Work request 1: Retype the passage on PCDH19 mutations word for word, starting at "Mutation spectrum" and ending at "of disease [30].".
Work request 2: Extend the passage on PCDH19 mutations with a continuation that picks up after its final sentence.

═════ Text for analysis ═════

A subgroup of patients with a PCDH19 mutation has a phenotype resembling Dravet syndrome. Most patients with Dravet syndrome carry a de novo mutation in the SCN1A gene [23] and have refractory seizures, (severe) ID and poor outcome [2427]. PCDH19-positive patients differ from the classical SCN1A-positive Dravet patients though, first of all because prognosis seems more favourable. Seizure onset is somewhat later, seizures occur more in clusters and status epilepticus and myoclonic seizures occur less frequently. Moreover, in SCN1A-related Dravet syndrome, treatment with carbamazepine and lamotrigine is contraindicated as it may aggravate seizures [28, 29]. It remains to be seen if this also holds true for patients with Dravet syndrome features and a PCDH19 mutation.

Mutation spectrum

Most mutations are found in the large exon 1, corresponding to the extracellular cadherin domains, which are pivotal for normal function. In exons 3 to 6, encoding the cytoplasmic domain, a relatively small number of only truncating mutations are found. Amino acid substitutions in the cytoplasmic domain appear to have less or no deleterious effects on protein function. The truncating mutations in the cytoplasmic domain may result in nonsense mediated decay of the mRNA and thereby cause loss of function of the whole protein. The extracellular domain being involved in all cases supports the view that adverse interaction between genetically different cell populations, expressing one or the other allelic protein, is the pivotal mechanism of disease [30].

═════ Supplied data ═════

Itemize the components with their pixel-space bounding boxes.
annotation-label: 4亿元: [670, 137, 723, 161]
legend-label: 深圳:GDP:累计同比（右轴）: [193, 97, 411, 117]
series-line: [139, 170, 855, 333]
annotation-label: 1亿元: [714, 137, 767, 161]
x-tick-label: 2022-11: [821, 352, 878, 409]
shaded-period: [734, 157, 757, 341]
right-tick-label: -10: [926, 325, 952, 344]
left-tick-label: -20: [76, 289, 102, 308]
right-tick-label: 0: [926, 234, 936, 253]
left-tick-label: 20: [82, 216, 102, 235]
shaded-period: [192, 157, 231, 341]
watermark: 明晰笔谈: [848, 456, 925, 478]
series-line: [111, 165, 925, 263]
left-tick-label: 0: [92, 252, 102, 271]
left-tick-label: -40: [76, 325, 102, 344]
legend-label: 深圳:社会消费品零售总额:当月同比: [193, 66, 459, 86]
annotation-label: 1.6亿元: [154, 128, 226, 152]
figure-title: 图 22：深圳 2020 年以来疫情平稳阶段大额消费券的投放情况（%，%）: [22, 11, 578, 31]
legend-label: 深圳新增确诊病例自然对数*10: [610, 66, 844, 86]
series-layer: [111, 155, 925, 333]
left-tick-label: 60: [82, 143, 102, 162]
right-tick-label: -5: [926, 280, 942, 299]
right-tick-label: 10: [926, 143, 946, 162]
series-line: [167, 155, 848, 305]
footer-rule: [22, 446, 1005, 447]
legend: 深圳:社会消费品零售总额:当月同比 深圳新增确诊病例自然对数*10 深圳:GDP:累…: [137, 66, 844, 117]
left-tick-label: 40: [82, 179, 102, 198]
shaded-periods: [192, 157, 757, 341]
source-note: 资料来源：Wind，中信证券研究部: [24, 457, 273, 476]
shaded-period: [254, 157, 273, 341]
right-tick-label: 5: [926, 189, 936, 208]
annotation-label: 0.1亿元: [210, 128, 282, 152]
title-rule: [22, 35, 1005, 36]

═════

Answer section 1:
Mutation spectrum

Most mutations are found in the large exon 1, corresponding to the extracellular cadherin domains, which are pivotal for normal function. In exons 3 to 6, encoding the cytoplasmic domain, a relatively small number of only truncating mutations are found. Amino acid substitutions in the cytoplasmic domain appear to have less or no deleterious effects on protein function. The truncating mutations in the cytoplasmic domain may result in nonsense mediated decay of the mRNA and thereby cause loss of function of the whole protein. The extracellular domain being involved in all cases supports the view that adverse interaction between genetically different cell populations, expressing one or the other allelic protein, is the pivotal mechanism of disease [30].

Answer section 2:
Clinical genetic aspects

Both truncating and missense mutations are associated with variable phenotypes. Among non-related patients with the same mutation and among affected relatives, there is variable expression, which may be explained by different patterns of X-inactivation in brain, the influence of genetic modifiers or mosaicism for the mutation in the brain of patients with de novo mutations. This variable expression makes it difficult to predict the clinical course for unborn or young children. From extended families, the penetrance in females appears to be high [4].

About 35 % of probands have an inherited mutation, with an inherent high recurrence risk for the probands’ sisters and possibly also for other female relatives. Because of the unusual X-linked mode of inheritance with asymptomatic transmitting males, it is highly important to recognize the clinical picture of EFMR in probands and to screen the parents once a PCDH19 mutation is found, also when they are asymptomatic. When providing genetic counselling, the possibility of gonadal mosaicism of the PCDH19 mutation in one of the parents should be taken into account [11].

Males with a PCDH19 mutation

Males carrying PCDH19 mutations are generally unaffected, although they seem to have a more rigid personality. Nevertheless, PCDH19 mutations in the mosaic state may cause EFMR. In males with clinical characteristics highly suggestive of EFMR, analysis of PCDH19 in different tissue samples to detect such a mosaicism might be considered.

In one out of 20 high-functioning males with ASD, we identified a missense variation in exon 3. The pathogenicity of this variation is unclear. On the one hand, the affected amino acid is highly conserved and has a high Grantham score. On the other hand, it affects the cytoplasmic domain of the protein, in which no pathogenic missense mutations have been found in females with EFMR. Previously, PCDH19 mutations have been reported in a male with ASD [31], in a male with schizophrenia [31] and in two males with intellectual disability [32]. Larger cohorts of males with ASD, but also of males with a broader spectrum of psychiatric and neurological phenotypes, need to be tested to further assess the significance of PCDH19 gene mutations in these disorders.